— CHALLENGE —
Sort through the data and copy the lines holding the word "ingredients".

— PROVIDED RECORDS —
◆ ◆ ◆ ◆
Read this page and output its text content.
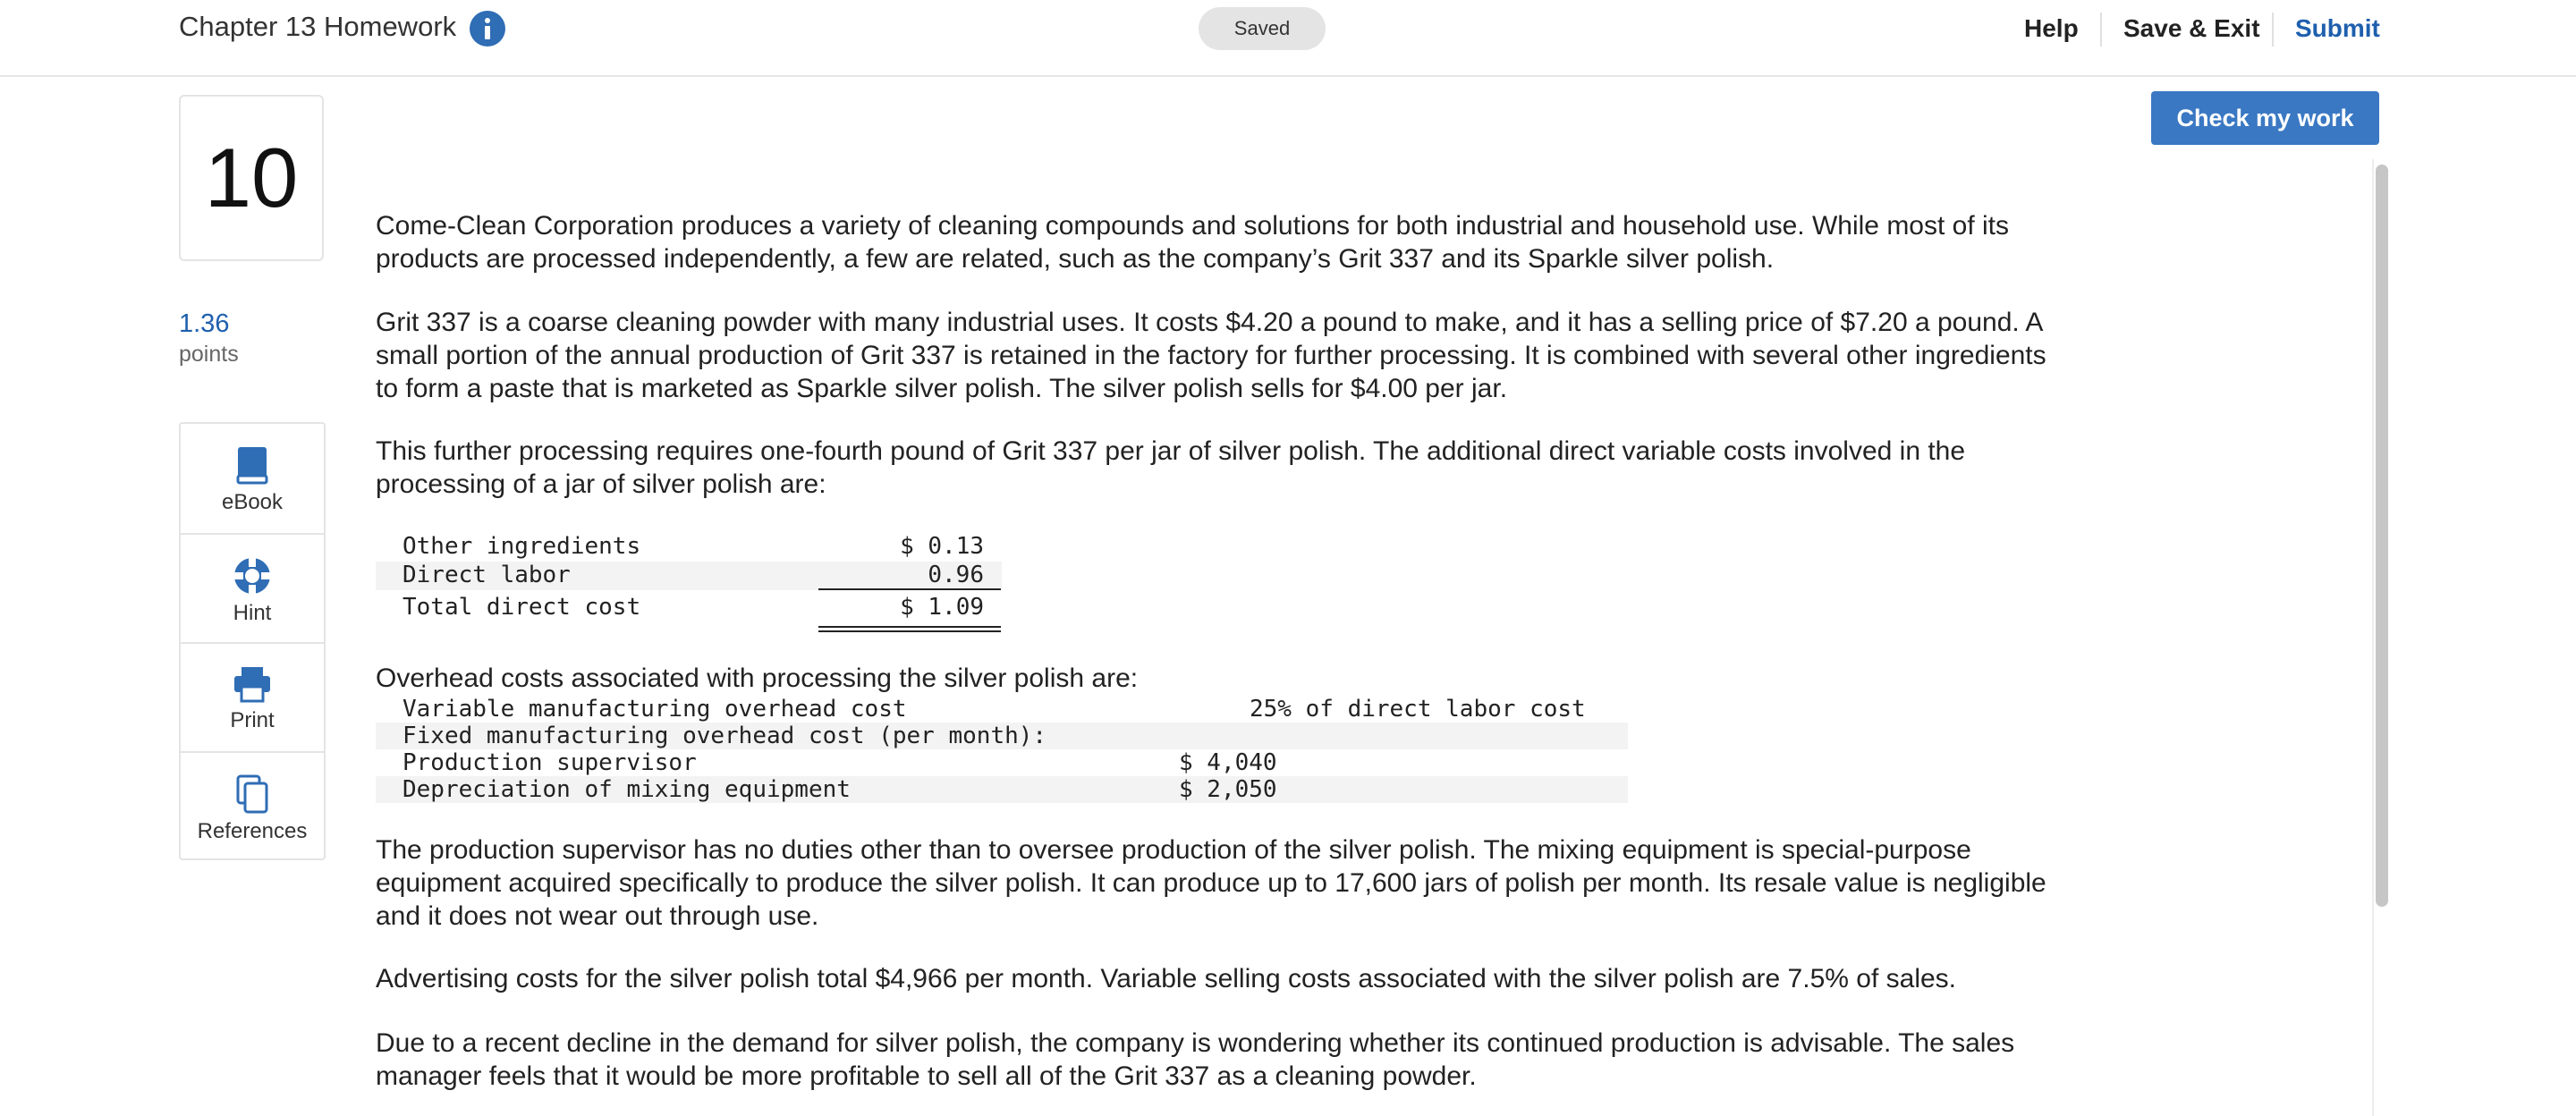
Chapter 13 Homework	Saved	Help Save & Exit Submit
Check my work
10
1.36
points
eBook
Hint
Print
References
Come-Clean Corporation produces a variety of cleaning compounds and solutions for both industrial and household use. While most of its products are processed independently, a few are related, such as the company’s Grit 337 and its Sparkle silver polish.
Grit 337 is a coarse cleaning powder with many industrial uses. It costs $4.20 a pound to make, and it has a selling price of $7.20 a pound. A small portion of the annual production of Grit 337 is retained in the factory for further processing. It is combined with several other ingredients to form a paste that is marketed as Sparkle silver polish. The silver polish sells for $4.00 per jar.
This further processing requires one-fourth pound of Grit 337 per jar of silver polish. The additional direct variable costs involved in the processing of a jar of silver polish are:
Other ingredients	$ 0.13
Direct labor	0.96
Total direct cost	$ 1.09
Overhead costs associated with processing the silver polish are:
Variable manufacturing overhead cost	25% of direct labor cost
Fixed manufacturing overhead cost (per month):
Production supervisor	$ 4,040
Depreciation of mixing equipment	$ 2,050
The production supervisor has no duties other than to oversee production of the silver polish. The mixing equipment is special-purpose equipment acquired specifically to produce the silver polish. It can produce up to 17,600 jars of polish per month. Its resale value is negligible and it does not wear out through use.
Advertising costs for the silver polish total $4,966 per month. Variable selling costs associated with the silver polish are 7.5% of sales.
Due to a recent decline in the demand for silver polish, the company is wondering whether its continued production is advisable. The sales manager feels that it would be more profitable to sell all of the Grit 337 as a cleaning powder.
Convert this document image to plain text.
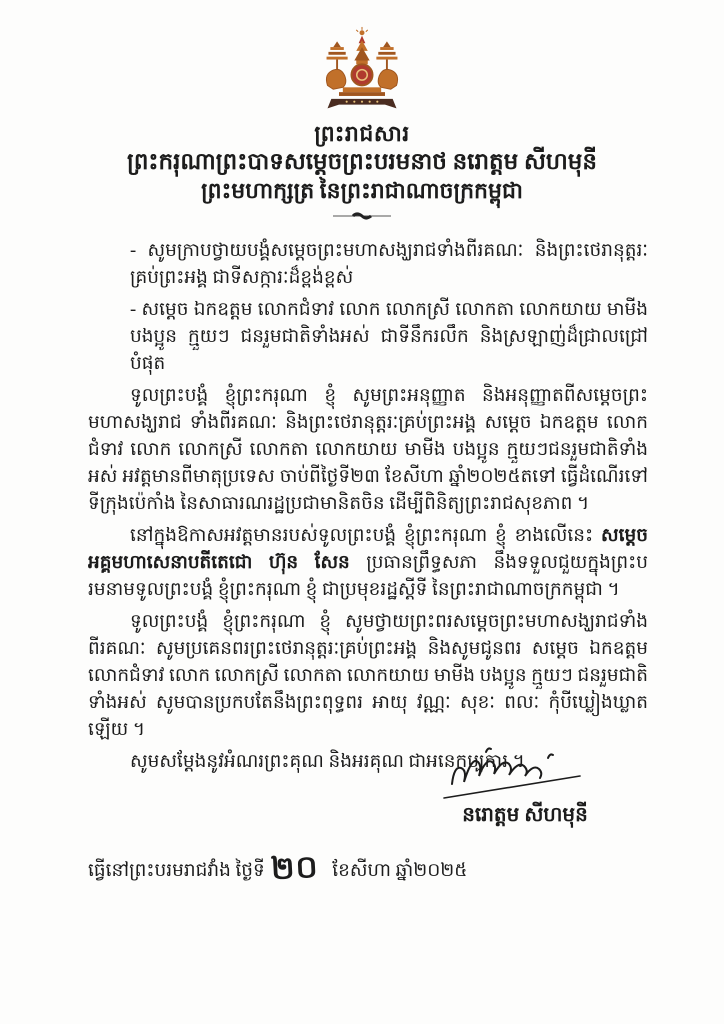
ព្រះរាជសារ
ព្រះករុណាព្រះបាទសម្តេចព្រះបរមនាថ នរោត្តម សីហមុនី
ព្រះមហាក្សត្រ នៃព្រះរាជាណាចក្រកម្ពុជា

- សូមក្រាបថ្វាយបង្គំសម្តេចព្រះមហាសង្ឃរាជទាំងពីរគណៈ និងព្រះថេរានុត្តរៈគ្រប់ព្រះអង្គ ជាទីសក្ការៈដ៏ខ្ពង់ខ្ពស់

- សម្តេច ឯកឧត្តម លោកជំទាវ លោក លោកស្រី លោកតា លោកយាយ មាមីង បងប្អូន ក្មួយៗ ជនរួមជាតិទាំងអស់ ជាទីនឹករលឹក និងស្រឡាញ់ដ៏ជ្រាលជ្រៅបំផុត

ទូលព្រះបង្គំ ខ្ញុំព្រះករុណា ខ្ញុំ សូមព្រះអនុញ្ញាត និងអនុញ្ញាតពីសម្តេចព្រះមហាសង្ឃរាជ ទាំងពីរគណៈ និងព្រះថេរានុត្តរៈគ្រប់ព្រះអង្គ សម្តេច ឯកឧត្តម លោកជំទាវ លោក លោកស្រី លោកតា លោកយាយ មាមីង បងប្អូន ក្មួយៗជនរួមជាតិទាំងអស់ អវត្តមានពីមាតុប្រទេស ចាប់ពីថ្ងៃទី២៣ ខែសីហា ឆ្នាំ២០២៥តទៅ ធ្វើដំណើរទៅទីក្រុងប៉េកាំង នៃសាធារណរដ្ឋប្រជាមានិតចិន ដើម្បីពិនិត្យព្រះរាជសុខភាព ។

នៅក្នុងឱកាសអវត្តមានរបស់ទូលព្រះបង្គំ ខ្ញុំព្រះករុណា ខ្ញុំ ខាងលើនេះ សម្តេចអគ្គមហាសេនាបតីតេជោ ហ៊ុន សែន ប្រធានព្រឹទ្ធសភា នឹងទទួលជួយក្នុងព្រះបរមនាមទូលព្រះបង្គំ ខ្ញុំព្រះករុណា ខ្ញុំ ជាប្រមុខរដ្ឋស្តីទី នៃព្រះរាជាណាចក្រកម្ពុជា ។

ទូលព្រះបង្គំ ខ្ញុំព្រះករុណា ខ្ញុំ សូមថ្វាយព្រះពរសម្តេចព្រះមហាសង្ឃរាជទាំងពីរគណៈ សូមប្រគេនពរព្រះថេរានុត្តរៈគ្រប់ព្រះអង្គ និងសូមជូនពរ សម្តេច ឯកឧត្តម លោកជំទាវ លោក លោកស្រី លោកតា លោកយាយ មាមីង បងប្អូន ក្មួយៗ ជនរួមជាតិទាំងអស់ សូមបានប្រកបតែនឹងព្រះពុទ្ធពរ អាយុ វណ្ណៈ សុខៈ ពលៈ កុំបីឃ្លៀងឃ្លាតឡើយ ។

សូមសម្តែងនូវអំណរព្រះគុណ និងអរគុណ ជាអនេកប្បការ ។

នរោត្តម សីហមុនី
ធ្វើនៅព្រះបរមរាជវាំង ថ្ងៃទី ២០ ខែសីហា ឆ្នាំ២០២៥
◆ ◆ ◆ ◆
— WRITTEN ANSWER —
Grit 337 is a coarse cleaning powder with many industrial uses. It costs $4.20 a pound to make, and it has a selling price of $7.20 a pound. A small portion of the annual production of Grit 337 is retained in the factory for further processing. It is combined with several other ingredients to form a paste that is marketed as Sparkle silver polish. The silver polish sells for $4.00 per jar.
Other ingredients	$ 0.13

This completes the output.